__DIRECTIONS FOR THIS TASK__
Copy the text on EPOLLIN event storms below word for word, from its first line to its last.

__DOCUMENT TEXT__
+++

There are pretty much two cases of the (misnomer) STALLED: in one
case, we could send more data to the guest if it becomes available,
and in another case, we can't, because we filled the window.
If, in this second case, we keep EPOLLIN enabled, but never read from
the socket, we get short but CPU-annoying storms of EPOLLIN events,
upon which we reschedule the ACK timeout handler, never read from the
socket, go back to epoll_wait(), and so on:
timerfd_settime(76, 0, {it_interval={tv_sec=0, tv_nsec=0}, it_value={tv_sec=2, tv_nsec=0}}, NULL) = 0
epoll_wait(3, [{events=EPOLLIN, data={u32=10497, u64=38654716161}}], 8, 1000) = 1
timerfd_settime(76, 0, {it_interval={tv_sec=0, tv_nsec=0}, it_value={tv_sec=2, tv_nsec=0}}, NULL) = 0
epoll_wait(3, [{events=EPOLLIN, data={u32=10497, u64=38654716161}}], 8, 1000) = 1
timerfd_settime(76, 0, {it_interval={tv_sec=0, tv_nsec=0}, it_value={tv_sec=2, tv_nsec=0}}, NULL) = 0
epoll_wait(3, [{events=EPOLLIN, data={u32=10497, u64=38654716161}}], 8, 1000) = 1
also known as:
29.1517: Flow 2 (TCP connection): timer expires in 2.000s
29.1517: Flow 2 (TCP connection): timer expires in 2.000s
29.1517: Flow 2 (TCP connection): timer expires in 2.000s
which, for some reason, becomes very visible with muvm and aria2c
downloading from a server nearby in parallel chunks.

+++

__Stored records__
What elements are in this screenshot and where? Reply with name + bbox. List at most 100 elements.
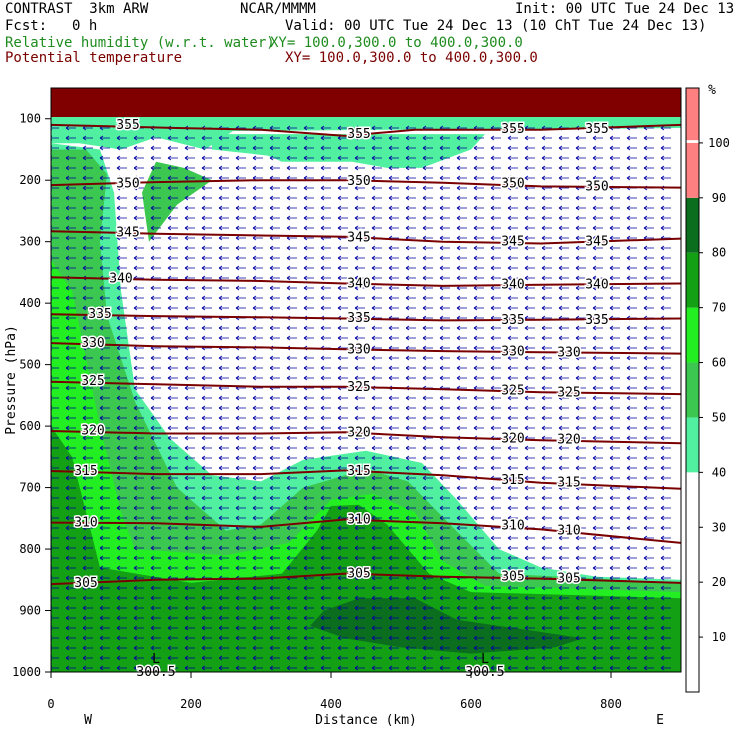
theta-label: 330 xyxy=(347,342,370,357)
wind-arrow xyxy=(201,335,212,341)
wind-arrow xyxy=(541,255,552,261)
wind-arrow xyxy=(99,485,110,491)
wind-arrow xyxy=(201,145,212,151)
wind-arrow xyxy=(218,425,229,431)
wind-arrow xyxy=(626,455,637,461)
wind-arrow xyxy=(303,355,314,361)
wind-arrow xyxy=(371,655,382,661)
wind-arrow xyxy=(303,245,314,251)
wind-arrow xyxy=(456,145,467,151)
wind-arrow xyxy=(65,525,76,531)
wind-arrow xyxy=(575,515,586,521)
wind-arrow xyxy=(150,395,161,401)
wind-arrow xyxy=(201,465,212,471)
wind-arrow xyxy=(303,505,314,511)
wind-arrow xyxy=(252,635,263,641)
x-axis: 0 200 400 600 800 xyxy=(47,672,622,711)
wind-arrow xyxy=(337,595,348,601)
wind-arrow xyxy=(456,245,467,251)
wind-arrow xyxy=(405,155,416,161)
wind-arrow xyxy=(269,305,280,311)
wind-arrow xyxy=(218,615,229,621)
wind-arrow xyxy=(541,145,552,151)
wind-arrow xyxy=(558,495,569,501)
wind-arrow xyxy=(218,145,229,151)
wind-arrow xyxy=(456,595,467,601)
wind-arrow xyxy=(235,505,246,511)
wind-arrow xyxy=(116,385,127,391)
wind-arrow xyxy=(184,435,195,441)
wind-arrow xyxy=(133,295,144,301)
wind-arrow xyxy=(82,525,93,531)
wind-arrow xyxy=(388,215,399,221)
wind-arrow xyxy=(388,395,399,401)
wind-arrow xyxy=(354,525,365,531)
wind-arrow xyxy=(116,135,127,141)
wind-arrow xyxy=(269,395,280,401)
wind-arrow xyxy=(82,385,93,391)
wind-arrow xyxy=(609,435,620,441)
wind-arrow xyxy=(150,635,161,641)
wind-arrow xyxy=(320,145,331,151)
wind-arrow xyxy=(320,625,331,631)
wind-arrow xyxy=(133,465,144,471)
wind-arrow xyxy=(303,595,314,601)
wind-arrow xyxy=(65,585,76,591)
wind-arrow xyxy=(269,595,280,601)
wind-arrow xyxy=(65,315,76,321)
wind-arrow xyxy=(286,255,297,261)
wind-arrow xyxy=(218,295,229,301)
wind-arrow xyxy=(286,245,297,251)
wind-arrow xyxy=(354,335,365,341)
wind-arrow xyxy=(218,365,229,371)
wind-arrow xyxy=(252,305,263,311)
rh-region-rh_60_70 xyxy=(142,161,212,242)
wind-arrow xyxy=(558,285,569,291)
wind-arrow xyxy=(235,155,246,161)
wind-arrow xyxy=(82,175,93,181)
wind-arrow xyxy=(439,425,450,431)
y-tick-label: 500 xyxy=(19,358,41,372)
wind-arrow xyxy=(592,425,603,431)
wind-arrow xyxy=(660,515,671,521)
wind-arrow xyxy=(558,345,569,351)
wind-arrow xyxy=(575,305,586,311)
wind-arrow xyxy=(558,175,569,181)
wind-arrow xyxy=(218,225,229,231)
wind-arrow xyxy=(218,415,229,421)
wind-arrow xyxy=(65,225,76,231)
wind-arrow xyxy=(167,175,178,181)
wind-arrow xyxy=(320,455,331,461)
forecast-label: Fcst: xyxy=(5,18,48,34)
wind-arrow xyxy=(558,545,569,551)
wind-arrow xyxy=(133,135,144,141)
wind-arrow xyxy=(167,455,178,461)
wind-arrow xyxy=(507,505,518,511)
wind-arrow xyxy=(116,335,127,341)
wind-arrow xyxy=(439,265,450,271)
wind-arrow xyxy=(592,605,603,611)
wind-arrow xyxy=(490,465,501,471)
wind-arrow xyxy=(184,205,195,211)
wind-arrow xyxy=(660,545,671,551)
colorbar-unit: % xyxy=(708,83,716,98)
wind-arrow xyxy=(201,475,212,481)
wind-arrow xyxy=(626,255,637,261)
wind-arrow xyxy=(643,625,654,631)
wind-arrow xyxy=(354,505,365,511)
wind-arrow xyxy=(456,295,467,301)
wind-arrow xyxy=(541,495,552,501)
wind-arrow xyxy=(524,255,535,261)
wind-arrow xyxy=(303,485,314,491)
wind-arrow xyxy=(371,465,382,471)
wind-arrow xyxy=(320,205,331,211)
wind-arrow xyxy=(320,195,331,201)
wind-arrow xyxy=(116,495,127,501)
wind-arrow xyxy=(558,475,569,481)
wind-arrow xyxy=(303,145,314,151)
wind-arrow xyxy=(422,395,433,401)
wind-arrow xyxy=(116,595,127,601)
wind-arrow xyxy=(456,225,467,231)
theta-contour-345 xyxy=(51,230,681,245)
wind-arrow xyxy=(150,485,161,491)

+++

__RESULT OF THE EXERCISE__
There are pretty much two cases of the (misnomer) STALLED: in one
case, we could send more data to the guest if it becomes available,
and in another case, we can't, because we filled the window.
If, in this second case, we keep EPOLLIN enabled, but never read from
the socket, we get short but CPU-annoying storms of EPOLLIN events,
upon which we reschedule the ACK timeout handler, never read from the
socket, go back to epoll_wait(), and so on:
timerfd_settime(76, 0, {it_interval={tv_sec=0, tv_nsec=0}, it_value={tv_sec=2, tv_nsec=0}}, NULL) = 0
epoll_wait(3, [{events=EPOLLIN, data={u32=10497, u64=38654716161}}], 8, 1000) = 1
timerfd_settime(76, 0, {it_interval={tv_sec=0, tv_nsec=0}, it_value={tv_sec=2, tv_nsec=0}}, NULL) = 0
epoll_wait(3, [{events=EPOLLIN, data={u32=10497, u64=38654716161}}], 8, 1000) = 1
timerfd_settime(76, 0, {it_interval={tv_sec=0, tv_nsec=0}, it_value={tv_sec=2, tv_nsec=0}}, NULL) = 0
epoll_wait(3, [{events=EPOLLIN, data={u32=10497, u64=38654716161}}], 8, 1000) = 1
also known as:
29.1517: Flow 2 (TCP connection): timer expires in 2.000s
29.1517: Flow 2 (TCP connection): timer expires in 2.000s
29.1517: Flow 2 (TCP connection): timer expires in 2.000s
which, for some reason, becomes very visible with muvm and aria2c
downloading from a server nearby in parallel chunks.